[Task input start]

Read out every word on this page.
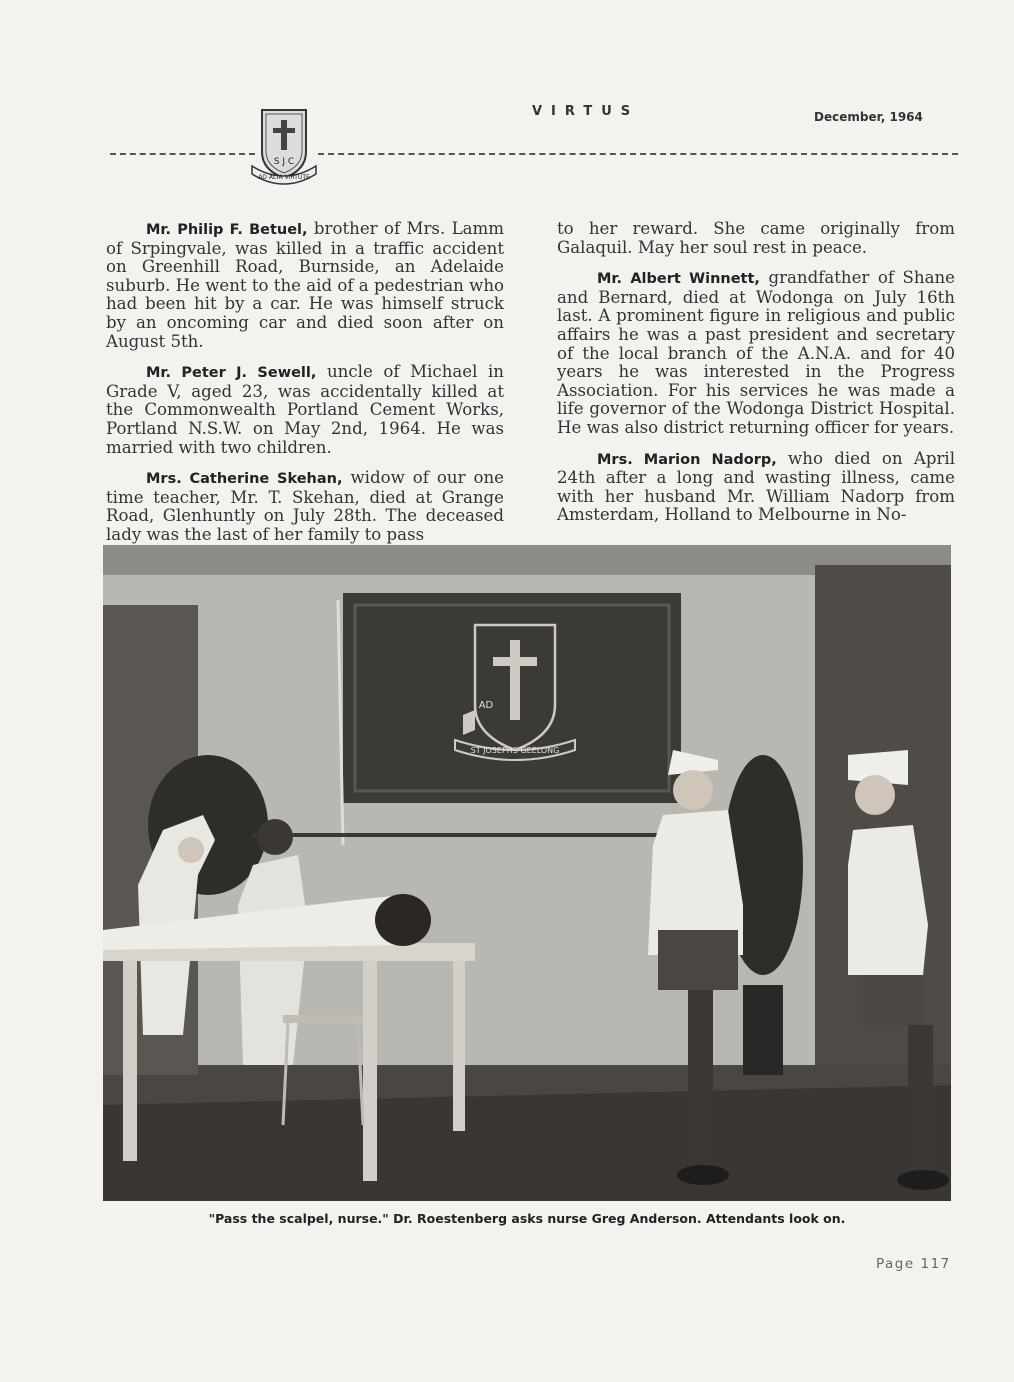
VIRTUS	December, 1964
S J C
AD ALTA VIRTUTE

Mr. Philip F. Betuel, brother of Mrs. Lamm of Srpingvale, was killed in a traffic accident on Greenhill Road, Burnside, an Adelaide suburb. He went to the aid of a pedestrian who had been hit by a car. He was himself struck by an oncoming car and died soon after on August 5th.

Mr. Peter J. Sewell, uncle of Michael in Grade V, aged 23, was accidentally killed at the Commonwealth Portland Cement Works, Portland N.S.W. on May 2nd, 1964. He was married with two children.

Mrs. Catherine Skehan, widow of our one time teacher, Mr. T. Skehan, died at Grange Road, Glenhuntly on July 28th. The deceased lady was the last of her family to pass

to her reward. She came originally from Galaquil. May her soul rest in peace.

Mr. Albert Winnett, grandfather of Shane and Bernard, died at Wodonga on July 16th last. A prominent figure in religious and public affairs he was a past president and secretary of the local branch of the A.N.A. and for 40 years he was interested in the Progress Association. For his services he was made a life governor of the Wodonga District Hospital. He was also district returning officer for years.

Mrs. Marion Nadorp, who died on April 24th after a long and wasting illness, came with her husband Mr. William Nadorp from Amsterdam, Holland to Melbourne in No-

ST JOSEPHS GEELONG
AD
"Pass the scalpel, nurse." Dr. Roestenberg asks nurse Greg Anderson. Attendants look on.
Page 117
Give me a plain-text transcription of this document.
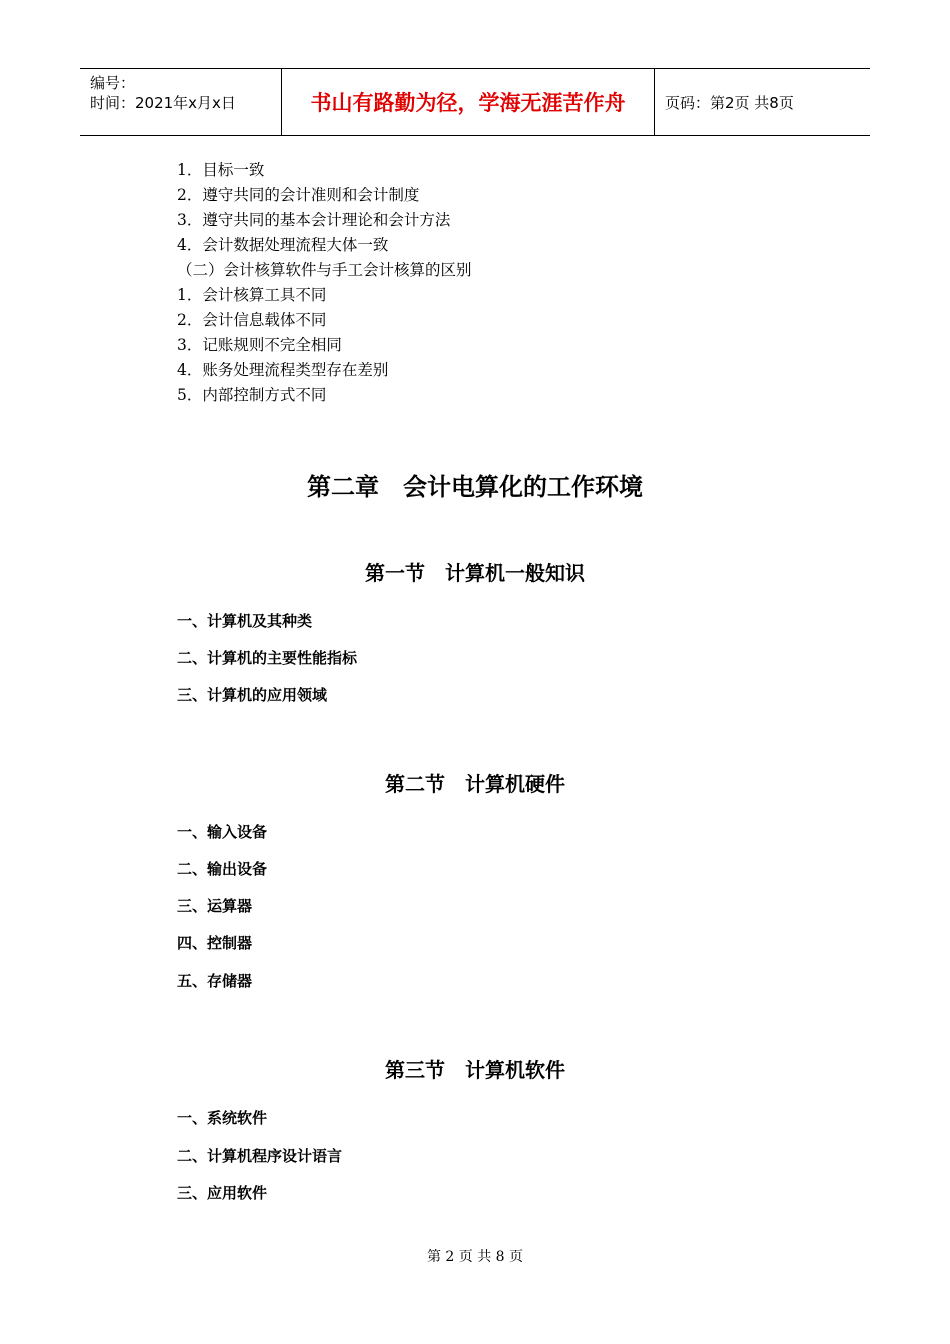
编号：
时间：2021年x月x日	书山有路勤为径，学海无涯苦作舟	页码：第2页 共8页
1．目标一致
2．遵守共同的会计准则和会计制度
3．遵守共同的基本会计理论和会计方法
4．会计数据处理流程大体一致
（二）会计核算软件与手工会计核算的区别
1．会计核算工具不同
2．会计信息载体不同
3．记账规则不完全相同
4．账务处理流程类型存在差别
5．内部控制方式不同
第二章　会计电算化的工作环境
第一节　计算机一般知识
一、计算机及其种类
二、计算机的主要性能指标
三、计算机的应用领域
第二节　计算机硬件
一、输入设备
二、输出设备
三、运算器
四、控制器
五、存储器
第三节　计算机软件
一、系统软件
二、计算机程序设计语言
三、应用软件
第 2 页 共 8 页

[Task input end]
[Task input start]

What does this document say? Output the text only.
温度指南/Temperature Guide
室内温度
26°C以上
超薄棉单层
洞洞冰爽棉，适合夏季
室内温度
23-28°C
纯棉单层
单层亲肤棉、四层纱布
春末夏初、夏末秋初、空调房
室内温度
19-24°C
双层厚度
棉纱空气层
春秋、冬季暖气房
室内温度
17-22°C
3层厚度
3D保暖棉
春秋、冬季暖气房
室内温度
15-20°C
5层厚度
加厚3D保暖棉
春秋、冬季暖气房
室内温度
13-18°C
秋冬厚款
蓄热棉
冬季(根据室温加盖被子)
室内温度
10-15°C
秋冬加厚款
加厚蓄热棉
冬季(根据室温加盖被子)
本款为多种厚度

[Task input end]
[Task input start]

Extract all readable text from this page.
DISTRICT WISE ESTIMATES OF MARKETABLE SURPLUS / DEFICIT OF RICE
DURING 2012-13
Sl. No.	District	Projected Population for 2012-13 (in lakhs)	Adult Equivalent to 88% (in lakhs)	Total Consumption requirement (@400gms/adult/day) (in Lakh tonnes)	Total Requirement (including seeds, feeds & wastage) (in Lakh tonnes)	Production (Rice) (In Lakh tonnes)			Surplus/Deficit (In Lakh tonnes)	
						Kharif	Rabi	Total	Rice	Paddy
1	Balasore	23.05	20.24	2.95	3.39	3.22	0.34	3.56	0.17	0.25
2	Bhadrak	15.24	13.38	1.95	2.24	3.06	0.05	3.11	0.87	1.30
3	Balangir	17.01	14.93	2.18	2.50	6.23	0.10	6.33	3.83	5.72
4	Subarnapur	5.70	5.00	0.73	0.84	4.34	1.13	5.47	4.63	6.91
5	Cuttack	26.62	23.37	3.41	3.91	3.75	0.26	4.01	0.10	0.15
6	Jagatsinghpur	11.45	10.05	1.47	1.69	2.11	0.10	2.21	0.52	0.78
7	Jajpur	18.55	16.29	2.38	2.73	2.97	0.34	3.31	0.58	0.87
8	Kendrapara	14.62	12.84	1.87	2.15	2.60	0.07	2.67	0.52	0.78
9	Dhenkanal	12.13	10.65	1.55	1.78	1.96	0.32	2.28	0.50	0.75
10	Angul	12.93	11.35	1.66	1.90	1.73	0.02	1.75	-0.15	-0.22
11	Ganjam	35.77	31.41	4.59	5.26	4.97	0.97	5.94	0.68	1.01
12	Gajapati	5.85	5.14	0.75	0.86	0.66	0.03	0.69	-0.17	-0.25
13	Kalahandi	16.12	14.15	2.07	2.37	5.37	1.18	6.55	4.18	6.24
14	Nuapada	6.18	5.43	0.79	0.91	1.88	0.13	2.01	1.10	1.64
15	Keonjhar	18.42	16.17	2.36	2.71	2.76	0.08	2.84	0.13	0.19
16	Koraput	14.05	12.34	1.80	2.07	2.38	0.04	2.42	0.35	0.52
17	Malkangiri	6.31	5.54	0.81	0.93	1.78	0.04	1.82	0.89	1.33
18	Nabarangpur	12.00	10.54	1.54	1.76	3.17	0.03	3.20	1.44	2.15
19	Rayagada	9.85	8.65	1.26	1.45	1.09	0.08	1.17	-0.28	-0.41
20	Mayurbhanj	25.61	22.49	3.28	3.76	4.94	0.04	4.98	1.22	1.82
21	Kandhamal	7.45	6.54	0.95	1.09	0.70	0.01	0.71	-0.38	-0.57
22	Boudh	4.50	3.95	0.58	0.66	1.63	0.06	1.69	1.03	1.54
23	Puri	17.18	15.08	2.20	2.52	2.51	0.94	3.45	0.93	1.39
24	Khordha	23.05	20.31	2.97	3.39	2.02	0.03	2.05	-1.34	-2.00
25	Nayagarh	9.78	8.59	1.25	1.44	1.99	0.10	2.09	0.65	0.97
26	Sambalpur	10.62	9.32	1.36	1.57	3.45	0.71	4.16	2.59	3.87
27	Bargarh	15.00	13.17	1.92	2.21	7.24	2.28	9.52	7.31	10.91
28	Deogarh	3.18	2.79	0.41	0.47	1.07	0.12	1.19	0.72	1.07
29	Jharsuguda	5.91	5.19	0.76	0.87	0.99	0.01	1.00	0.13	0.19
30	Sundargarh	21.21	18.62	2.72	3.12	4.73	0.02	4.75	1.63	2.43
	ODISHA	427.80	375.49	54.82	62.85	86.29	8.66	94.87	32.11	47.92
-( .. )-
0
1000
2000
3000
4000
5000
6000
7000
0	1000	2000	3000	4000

[Task input end]

Exercise objective
Scan the records above for the string "this", then report every line that contains it.

Written solution
Read out every word on this page.
Give me a plain-text transcription of this document.
What does this document say? Output the text only.
Extract all readable text from this page.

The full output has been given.